- [JOB] Reproduce the records. Keep every word exact and include no images.

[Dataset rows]
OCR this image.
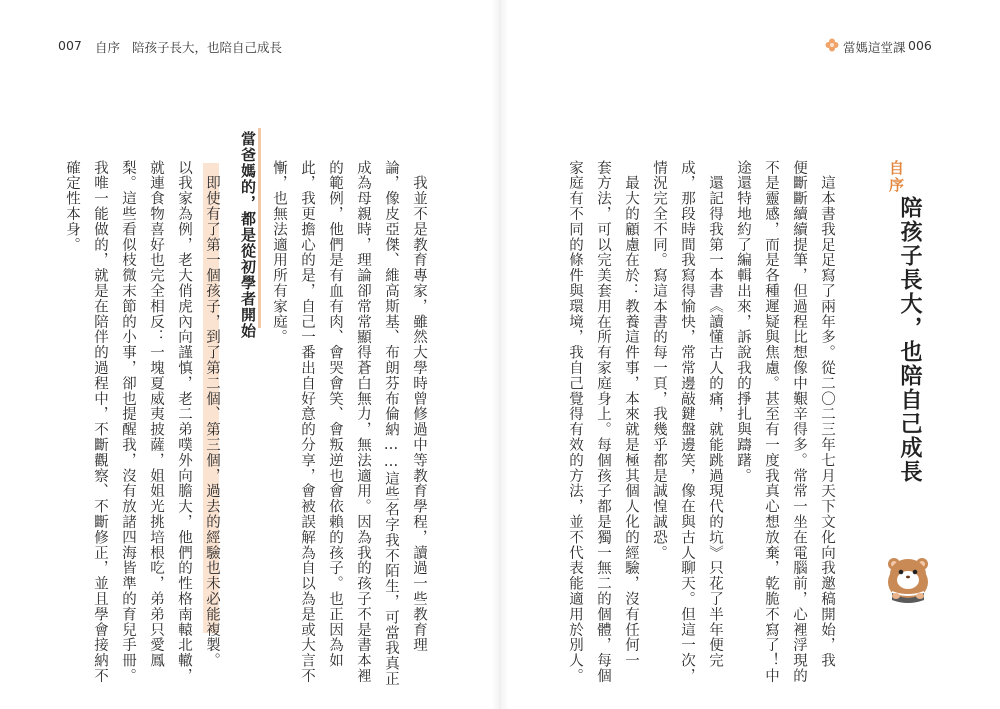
007 自序 陪孩子長大，也陪自己成長	當媽這堂課 006
自序
陪孩子長大，也陪自己成長
　這本書我足足寫了兩年多。從二〇二三年七月天下文化向我邀稿開始，我
便斷斷續續提筆，但過程比想像中艱辛得多。常常一坐在電腦前，心裡浮現的
不是靈感，而是各種遲疑與焦慮。甚至有一度我真心想放棄，乾脆不寫了！中
途還特地約了編輯出來，訴說我的掙扎與躊躇。
　還記得我第一本書《讀懂古人的痛，就能跳過現代的坑》只花了半年便完
成，那段時間我寫得愉快，常常邊敲鍵盤邊笑，像在與古人聊天。但這一次，
情況完全不同。寫這本書的每一頁，我幾乎都是誠惶誠恐。
　最大的顧慮在於：教養這件事，本來就是極其個人化的經驗，沒有任何一
套方法，可以完美套用在所有家庭身上。每個孩子都是獨一無二的個體，每個
家庭有不同的條件與環境，我自己覺得有效的方法，並不代表能適用於別人。
　我並不是教育專家，雖然大學時曾修過中等教育學程，讀過一些教育理
論，像皮亞傑、維高斯基、布朗芬布倫納……這些名字我不陌生，可當我真正
成為母親時，理論卻常常顯得蒼白無力，無法適用。因為我的孩子不是書本裡
的範例，他們是有血有肉、會哭會笑、會叛逆也會依賴的孩子。也正因為如
此，我更擔心的是，自己一番出自好意的分享，會被誤解為自以為是或大言不
慚，也無法適用所有家庭。
當爸媽的，都是從初學者開始
　即使有了第一個孩子，到了第二個、第三個，過去的經驗也未必能複製。
以我家為例，老大俏虎內向謹慎，老二弟噗外向膽大，他們的性格南轅北轍，
就連食物喜好也完全相反：一塊夏威夷披薩，姐姐光挑培根吃，弟弟只愛鳳
梨。這些看似枝微末節的小事，卻也提醒我，沒有放諸四海皆準的育兒手冊。
我唯一能做的，就是在陪伴的過程中，不斷觀察、不斷修正，並且學會接納不
確定性本身。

- [FINISHED ANSWER]
OCR this image.
007 自序 陪孩子長大，也陪自己成長	當媽這堂課 006
自序
陪孩子長大，也陪自己成長
　這本書我足足寫了兩年多。從二〇二三年七月天下文化向我邀稿開始，我
便斷斷續續提筆，但過程比想像中艱辛得多。常常一坐在電腦前，心裡浮現的
不是靈感，而是各種遲疑與焦慮。甚至有一度我真心想放棄，乾脆不寫了！中
途還特地約了編輯出來，訴說我的掙扎與躊躇。
　還記得我第一本書《讀懂古人的痛，就能跳過現代的坑》只花了半年便完
成，那段時間我寫得愉快，常常邊敲鍵盤邊笑，像在與古人聊天。但這一次，
情況完全不同。寫這本書的每一頁，我幾乎都是誠惶誠恐。
　最大的顧慮在於：教養這件事，本來就是極其個人化的經驗，沒有任何一
套方法，可以完美套用在所有家庭身上。每個孩子都是獨一無二的個體，每個
家庭有不同的條件與環境，我自己覺得有效的方法，並不代表能適用於別人。
　我並不是教育專家，雖然大學時曾修過中等教育學程，讀過一些教育理
論，像皮亞傑、維高斯基、布朗芬布倫納……這些名字我不陌生，可當我真正
成為母親時，理論卻常常顯得蒼白無力，無法適用。因為我的孩子不是書本裡
的範例，他們是有血有肉、會哭會笑、會叛逆也會依賴的孩子。也正因為如
此，我更擔心的是，自己一番出自好意的分享，會被誤解為自以為是或大言不
慚，也無法適用所有家庭。
當爸媽的，都是從初學者開始
　即使有了第一個孩子，到了第二個、第三個，過去的經驗也未必能複製。
以我家為例，老大俏虎內向謹慎，老二弟噗外向膽大，他們的性格南轅北轍，
就連食物喜好也完全相反：一塊夏威夷披薩，姐姐光挑培根吃，弟弟只愛鳳
梨。這些看似枝微末節的小事，卻也提醒我，沒有放諸四海皆準的育兒手冊。
我唯一能做的，就是在陪伴的過程中，不斷觀察、不斷修正，並且學會接納不
確定性本身。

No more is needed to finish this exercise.